— BEGIN SUPPLIED MATERIAL —
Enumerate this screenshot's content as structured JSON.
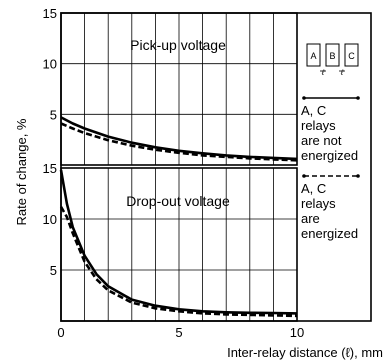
{
  "chart_data": [
    {
      "type": "line",
      "title": "Pick-up voltage",
      "xlabel": "Inter-relay distance (ℓ), mm",
      "ylabel": "Rate of change, %",
      "xlim": [
        0,
        10
      ],
      "ylim": [
        0,
        15
      ],
      "grid": true,
      "x_ticks": [
        0,
        5,
        10
      ],
      "y_ticks": [
        5,
        10,
        15
      ],
      "series": [
        {
          "name": "A, C relays are not energized",
          "style": "solid",
          "x": [
            0,
            0.5,
            1,
            2,
            3,
            4,
            5,
            6,
            7,
            8,
            9,
            10
          ],
          "values": [
            4.7,
            4.1,
            3.6,
            2.8,
            2.2,
            1.75,
            1.4,
            1.15,
            0.95,
            0.8,
            0.7,
            0.6
          ]
        },
        {
          "name": "A, C relays are energized",
          "style": "dashed",
          "x": [
            0,
            0.5,
            1,
            2,
            3,
            4,
            5,
            6,
            7,
            8,
            9,
            10
          ],
          "values": [
            4.1,
            3.6,
            3.15,
            2.45,
            1.9,
            1.5,
            1.2,
            0.95,
            0.8,
            0.65,
            0.55,
            0.45
          ]
        }
      ]
    },
    {
      "type": "line",
      "title": "Drop-out voltage",
      "xlabel": "Inter-relay distance (ℓ), mm",
      "ylabel": "Rate of change, %",
      "xlim": [
        0,
        10
      ],
      "ylim": [
        0,
        15
      ],
      "grid": true,
      "x_ticks": [
        0,
        5,
        10
      ],
      "y_ticks": [
        5,
        10,
        15
      ],
      "series": [
        {
          "name": "A, C relays are not energized",
          "style": "solid",
          "x": [
            0,
            0.25,
            0.5,
            1,
            1.5,
            2,
            3,
            4,
            5,
            6,
            7,
            8,
            9,
            10
          ],
          "values": [
            14.8,
            11.5,
            9.2,
            6.4,
            4.6,
            3.4,
            2.1,
            1.5,
            1.15,
            0.95,
            0.85,
            0.8,
            0.78,
            0.75
          ]
        },
        {
          "name": "A, C relays are energized",
          "style": "dashed",
          "x": [
            0,
            0.25,
            0.5,
            1,
            1.5,
            2,
            3,
            4,
            5,
            6,
            7,
            8,
            9,
            10
          ],
          "values": [
            11.2,
            10.2,
            8.6,
            5.8,
            4.1,
            3.0,
            1.8,
            1.25,
            0.95,
            0.75,
            0.65,
            0.6,
            0.55,
            0.5
          ]
        }
      ]
    }
  ],
  "legend": {
    "diagram_labels": [
      "A",
      "B",
      "C"
    ],
    "diagram_symbol": "ℓ",
    "solid_lines": [
      "A, C",
      "relays",
      "are not",
      "energized"
    ],
    "dashed_lines": [
      "A, C",
      "relays",
      "are",
      "energized"
    ]
  }
}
— END SUPPLIED MATERIAL —
Without including any pictures, print each record exactly.

REPLY =
Enumerate this screenshot's content as structured JSON.
{
  "chart_data": [
    {
      "type": "line",
      "title": "Pick-up voltage",
      "xlabel": "Inter-relay distance (ℓ), mm",
      "ylabel": "Rate of change, %",
      "xlim": [
        0,
        10
      ],
      "ylim": [
        0,
        15
      ],
      "grid": true,
      "x_ticks": [
        0,
        5,
        10
      ],
      "y_ticks": [
        5,
        10,
        15
      ],
      "series": [
        {
          "name": "A, C relays are not energized",
          "style": "solid",
          "x": [
            0,
            0.5,
            1,
            2,
            3,
            4,
            5,
            6,
            7,
            8,
            9,
            10
          ],
          "values": [
            4.7,
            4.1,
            3.6,
            2.8,
            2.2,
            1.75,
            1.4,
            1.15,
            0.95,
            0.8,
            0.7,
            0.6
          ]
        },
        {
          "name": "A, C relays are energized",
          "style": "dashed",
          "x": [
            0,
            0.5,
            1,
            2,
            3,
            4,
            5,
            6,
            7,
            8,
            9,
            10
          ],
          "values": [
            4.1,
            3.6,
            3.15,
            2.45,
            1.9,
            1.5,
            1.2,
            0.95,
            0.8,
            0.65,
            0.55,
            0.45
          ]
        }
      ]
    },
    {
      "type": "line",
      "title": "Drop-out voltage",
      "xlabel": "Inter-relay distance (ℓ), mm",
      "ylabel": "Rate of change, %",
      "xlim": [
        0,
        10
      ],
      "ylim": [
        0,
        15
      ],
      "grid": true,
      "x_ticks": [
        0,
        5,
        10
      ],
      "y_ticks": [
        5,
        10,
        15
      ],
      "series": [
        {
          "name": "A, C relays are not energized",
          "style": "solid",
          "x": [
            0,
            0.25,
            0.5,
            1,
            1.5,
            2,
            3,
            4,
            5,
            6,
            7,
            8,
            9,
            10
          ],
          "values": [
            14.8,
            11.5,
            9.2,
            6.4,
            4.6,
            3.4,
            2.1,
            1.5,
            1.15,
            0.95,
            0.85,
            0.8,
            0.78,
            0.75
          ]
        },
        {
          "name": "A, C relays are energized",
          "style": "dashed",
          "x": [
            0,
            0.25,
            0.5,
            1,
            1.5,
            2,
            3,
            4,
            5,
            6,
            7,
            8,
            9,
            10
          ],
          "values": [
            11.2,
            10.2,
            8.6,
            5.8,
            4.1,
            3.0,
            1.8,
            1.25,
            0.95,
            0.75,
            0.65,
            0.6,
            0.55,
            0.5
          ]
        }
      ]
    }
  ],
  "legend": {
    "diagram_labels": [
      "A",
      "B",
      "C"
    ],
    "diagram_symbol": "ℓ",
    "solid_lines": [
      "A, C",
      "relays",
      "are not",
      "energized"
    ],
    "dashed_lines": [
      "A, C",
      "relays",
      "are",
      "energized"
    ]
  }
}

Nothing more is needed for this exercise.